AIM OF THE EXERCISE
Records follow. Select each line holding "Device".

Dataset records
◆ ◆ ◆
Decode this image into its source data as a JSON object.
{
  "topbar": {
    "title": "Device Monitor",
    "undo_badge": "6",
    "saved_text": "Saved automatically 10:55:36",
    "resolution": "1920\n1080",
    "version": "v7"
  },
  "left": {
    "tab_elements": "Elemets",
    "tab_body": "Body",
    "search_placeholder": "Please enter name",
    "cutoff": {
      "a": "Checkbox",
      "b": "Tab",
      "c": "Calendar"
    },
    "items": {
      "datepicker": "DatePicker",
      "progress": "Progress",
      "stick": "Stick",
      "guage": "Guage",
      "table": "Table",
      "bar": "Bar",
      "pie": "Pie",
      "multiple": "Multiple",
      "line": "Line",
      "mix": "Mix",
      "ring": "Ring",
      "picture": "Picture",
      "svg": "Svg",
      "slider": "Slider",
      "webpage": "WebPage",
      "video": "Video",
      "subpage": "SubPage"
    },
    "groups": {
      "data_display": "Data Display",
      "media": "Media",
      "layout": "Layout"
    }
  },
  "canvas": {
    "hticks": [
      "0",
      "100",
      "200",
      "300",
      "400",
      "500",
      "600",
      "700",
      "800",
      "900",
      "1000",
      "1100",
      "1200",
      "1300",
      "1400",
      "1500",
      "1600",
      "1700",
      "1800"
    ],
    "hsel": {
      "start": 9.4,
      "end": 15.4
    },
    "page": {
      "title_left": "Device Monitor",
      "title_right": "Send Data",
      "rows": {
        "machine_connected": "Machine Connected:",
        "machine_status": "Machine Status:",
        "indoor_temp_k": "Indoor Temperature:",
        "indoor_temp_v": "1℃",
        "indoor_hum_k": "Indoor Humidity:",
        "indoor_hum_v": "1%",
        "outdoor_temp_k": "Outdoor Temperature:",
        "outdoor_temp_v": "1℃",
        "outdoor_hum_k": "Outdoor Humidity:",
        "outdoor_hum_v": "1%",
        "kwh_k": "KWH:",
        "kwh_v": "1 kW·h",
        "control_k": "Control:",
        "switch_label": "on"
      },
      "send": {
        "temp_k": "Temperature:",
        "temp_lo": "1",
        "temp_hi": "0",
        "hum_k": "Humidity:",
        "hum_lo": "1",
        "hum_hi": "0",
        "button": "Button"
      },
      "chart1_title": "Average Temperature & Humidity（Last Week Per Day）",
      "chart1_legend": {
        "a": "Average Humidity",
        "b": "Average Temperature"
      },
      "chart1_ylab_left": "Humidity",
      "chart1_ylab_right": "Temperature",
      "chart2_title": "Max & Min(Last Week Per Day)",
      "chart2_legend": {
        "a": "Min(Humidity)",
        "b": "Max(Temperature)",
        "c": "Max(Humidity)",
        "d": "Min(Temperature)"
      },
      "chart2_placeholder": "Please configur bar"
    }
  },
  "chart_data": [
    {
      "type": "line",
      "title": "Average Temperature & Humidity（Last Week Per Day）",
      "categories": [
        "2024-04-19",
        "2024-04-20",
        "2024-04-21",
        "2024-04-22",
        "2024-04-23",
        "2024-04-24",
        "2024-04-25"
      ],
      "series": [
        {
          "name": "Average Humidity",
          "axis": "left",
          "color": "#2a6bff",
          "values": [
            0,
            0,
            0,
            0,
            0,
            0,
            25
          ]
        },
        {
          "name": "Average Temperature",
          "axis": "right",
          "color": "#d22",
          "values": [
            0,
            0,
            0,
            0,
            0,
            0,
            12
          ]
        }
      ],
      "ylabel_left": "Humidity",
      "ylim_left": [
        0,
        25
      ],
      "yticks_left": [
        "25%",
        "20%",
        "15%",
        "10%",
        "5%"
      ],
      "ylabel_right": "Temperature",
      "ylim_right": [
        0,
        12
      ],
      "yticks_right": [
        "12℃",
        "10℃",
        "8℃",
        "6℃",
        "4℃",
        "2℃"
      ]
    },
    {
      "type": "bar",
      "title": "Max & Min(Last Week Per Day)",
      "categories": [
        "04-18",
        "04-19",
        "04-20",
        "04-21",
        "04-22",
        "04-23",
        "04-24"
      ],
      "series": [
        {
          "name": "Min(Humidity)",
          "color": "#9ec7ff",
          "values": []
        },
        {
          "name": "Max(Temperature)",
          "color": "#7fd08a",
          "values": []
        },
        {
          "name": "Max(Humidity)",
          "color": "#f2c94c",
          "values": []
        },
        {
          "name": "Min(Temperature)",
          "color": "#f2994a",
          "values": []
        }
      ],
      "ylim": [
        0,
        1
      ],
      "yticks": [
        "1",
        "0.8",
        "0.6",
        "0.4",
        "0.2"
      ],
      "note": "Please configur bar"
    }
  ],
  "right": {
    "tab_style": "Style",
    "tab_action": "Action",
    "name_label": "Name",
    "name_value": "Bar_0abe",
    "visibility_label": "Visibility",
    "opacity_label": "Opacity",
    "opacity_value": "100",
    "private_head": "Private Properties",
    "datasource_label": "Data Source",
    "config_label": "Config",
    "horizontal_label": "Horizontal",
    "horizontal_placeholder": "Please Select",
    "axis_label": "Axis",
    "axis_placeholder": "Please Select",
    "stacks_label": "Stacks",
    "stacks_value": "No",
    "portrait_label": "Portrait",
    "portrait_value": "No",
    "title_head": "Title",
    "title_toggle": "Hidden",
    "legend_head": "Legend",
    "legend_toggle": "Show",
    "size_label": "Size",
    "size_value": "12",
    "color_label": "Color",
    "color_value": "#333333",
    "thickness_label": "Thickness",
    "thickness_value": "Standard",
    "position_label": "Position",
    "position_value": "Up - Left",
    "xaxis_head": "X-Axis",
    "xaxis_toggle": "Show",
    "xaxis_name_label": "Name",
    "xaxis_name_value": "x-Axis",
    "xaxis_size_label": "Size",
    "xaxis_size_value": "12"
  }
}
◆ ◆ ◆
RESPONSE TO THIS TASK
    "title": "Device Monitor",
      "title_left": "Device Monitor",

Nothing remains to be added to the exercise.